Go through the records and copy each line where the word "this" occurs.
================================
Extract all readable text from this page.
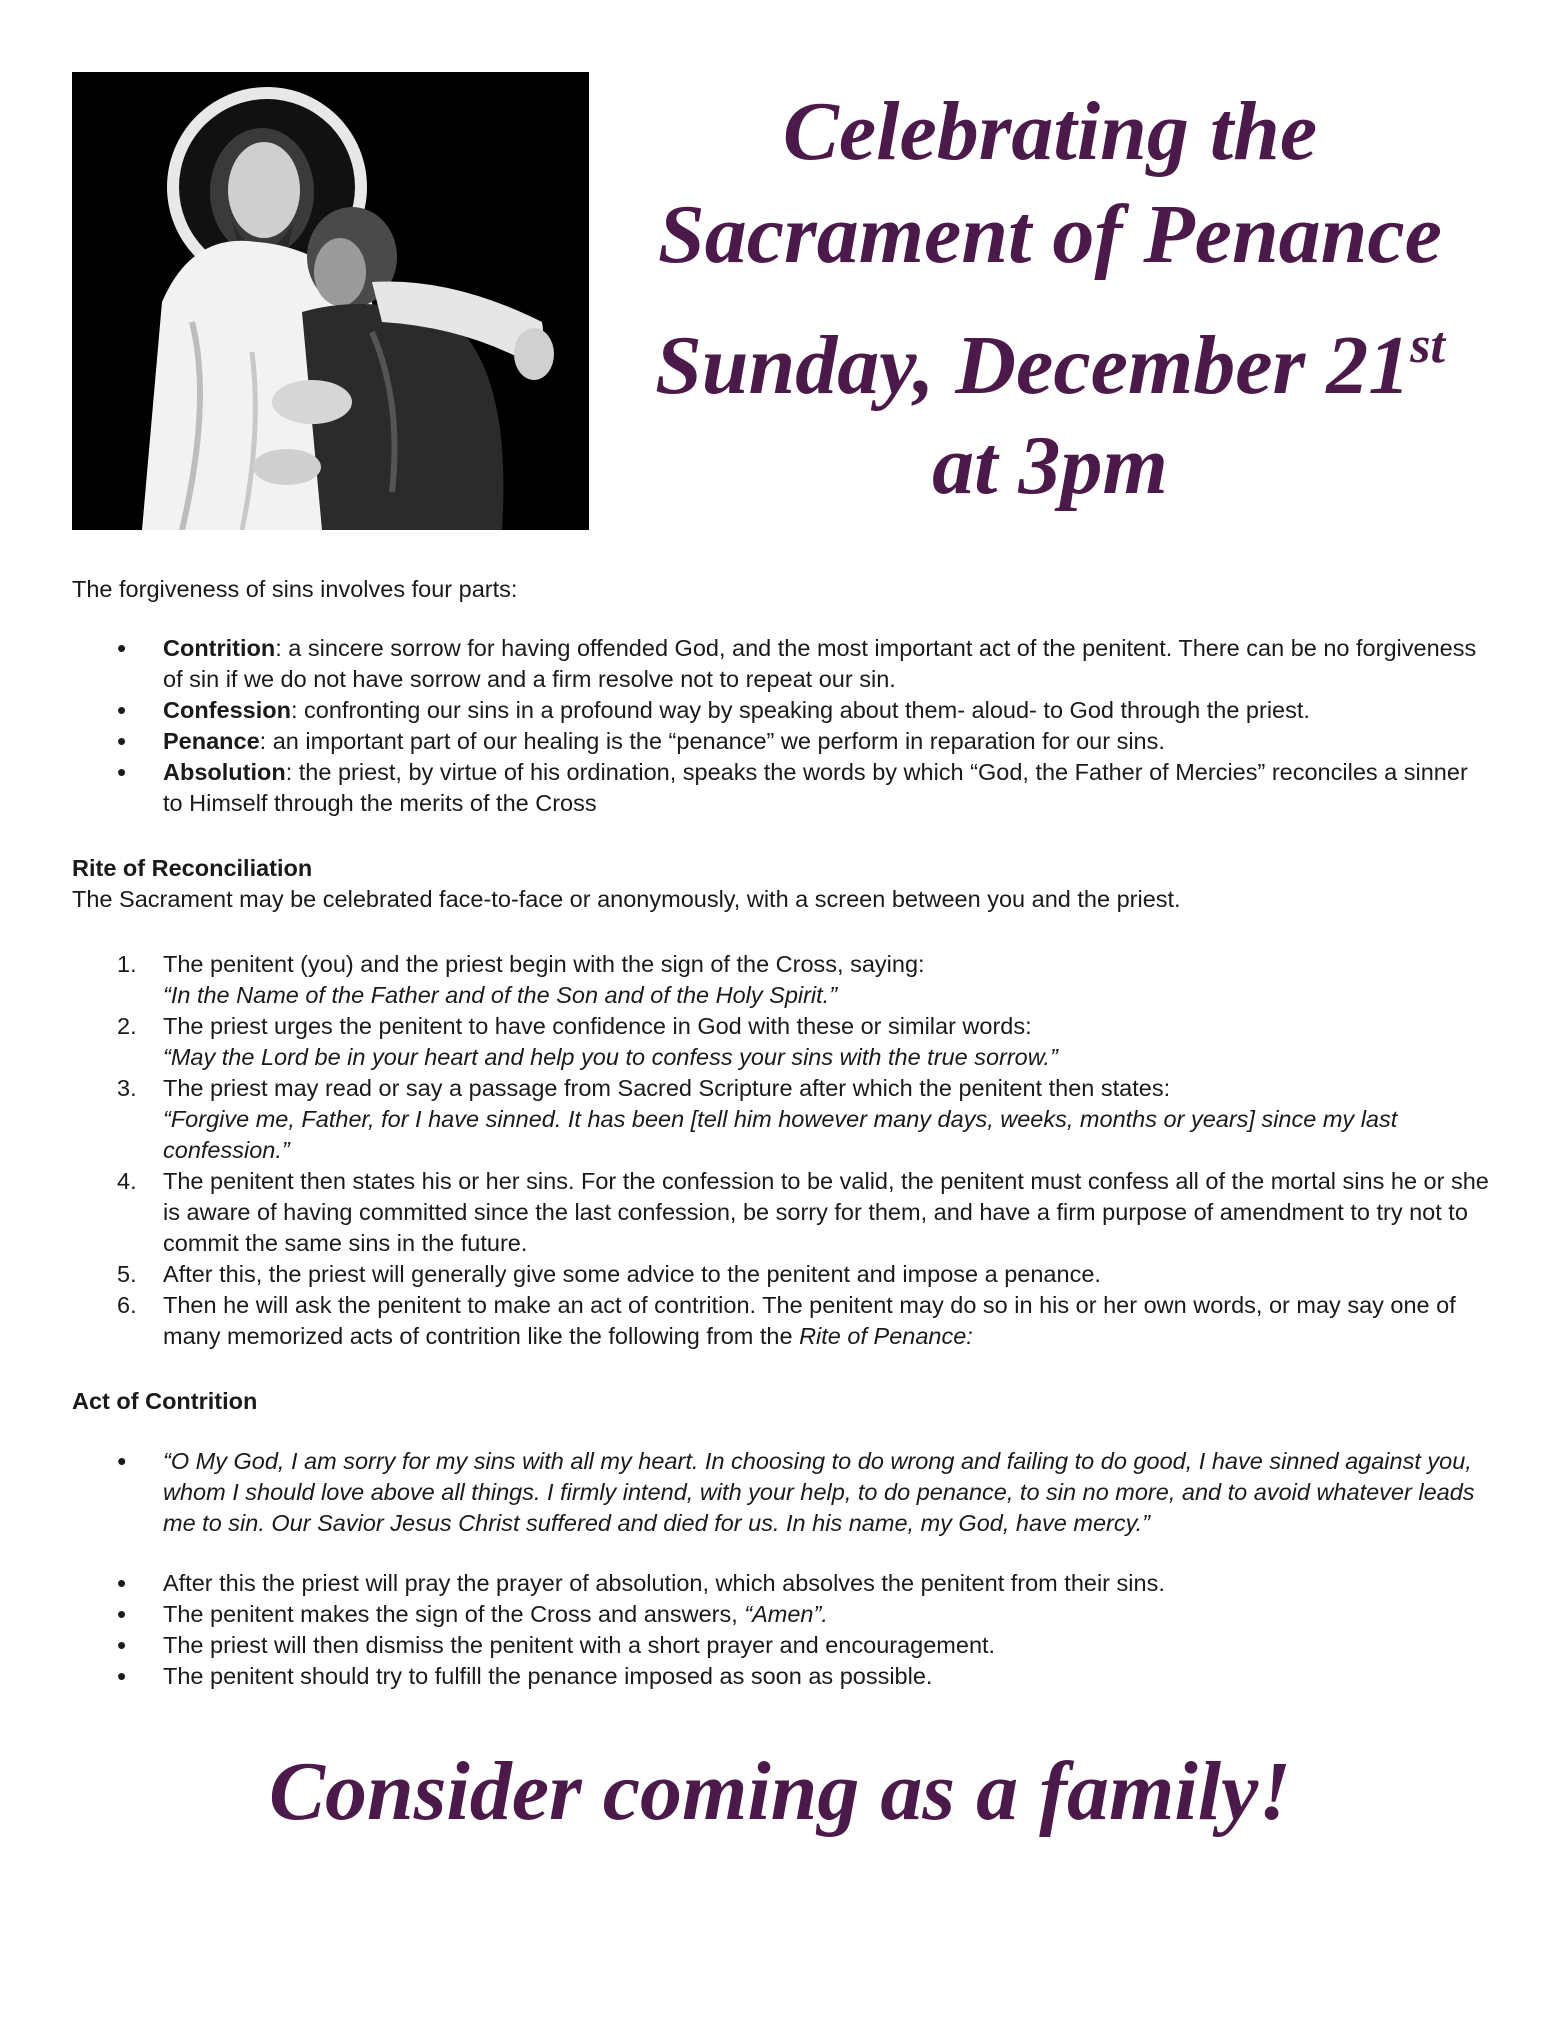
Celebrating the

Sacrament of Penance

Sunday, December 21st

at 3pm

The forgiveness of sins involves four parts:

• Contrition: a sincere sorrow for having offended God, and the most important act of the penitent. There can be no forgiveness of sin if we do not have sorrow and a firm resolve not to repeat our sin.
• Confession: confronting our sins in a profound way by speaking about them- aloud- to God through the priest.
• Penance: an important part of our healing is the “penance” we perform in reparation for our sins.
• Absolution: the priest, by virtue of his ordination, speaks the words by which “God, the Father of Mercies” reconciles a sinner to Himself through the merits of the Cross

Rite of Reconciliation

The Sacrament may be celebrated face-to-face or anonymously, with a screen between you and the priest.

1. The penitent (you) and the priest begin with the sign of the Cross, saying:
“In the Name of the Father and of the Son and of the Holy Spirit.”
2. The priest urges the penitent to have confidence in God with these or similar words:
“May the Lord be in your heart and help you to confess your sins with the true sorrow.”
3. The priest may read or say a passage from Sacred Scripture after which the penitent then states:
“Forgive me, Father, for I have sinned. It has been [tell him however many days, weeks, months or years] since my last confession.”
4. The penitent then states his or her sins. For the confession to be valid, the penitent must confess all of the mortal sins he or she is aware of having committed since the last confession, be sorry for them, and have a firm purpose of amendment to try not to commit the same sins in the future.
5. After this, the priest will generally give some advice to the penitent and impose a penance.
6. Then he will ask the penitent to make an act of contrition. The penitent may do so in his or her own words, or may say one of many memorized acts of contrition like the following from the Rite of Penance:

Act of Contrition

• “O My God, I am sorry for my sins with all my heart. In choosing to do wrong and failing to do good, I have sinned against you, whom I should love above all things. I firmly intend, with your help, to do penance, to sin no more, and to avoid whatever leads me to sin. Our Savior Jesus Christ suffered and died for us. In his name, my God, have mercy.”
• After this the priest will pray the prayer of absolution, which absolves the penitent from their sins.
• The penitent makes the sign of the Cross and answers, “Amen”.
• The priest will then dismiss the penitent with a short prayer and encouragement.
• The penitent should try to fulfill the penance imposed as soon as possible.
Consider coming as a family!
================================
Reply:
Extract all readable text from this page.
5. After this, the priest will generally give some advice to the penitent and impose a penance.
• After this the priest will pray the prayer of absolution, which absolves the penitent from their sins.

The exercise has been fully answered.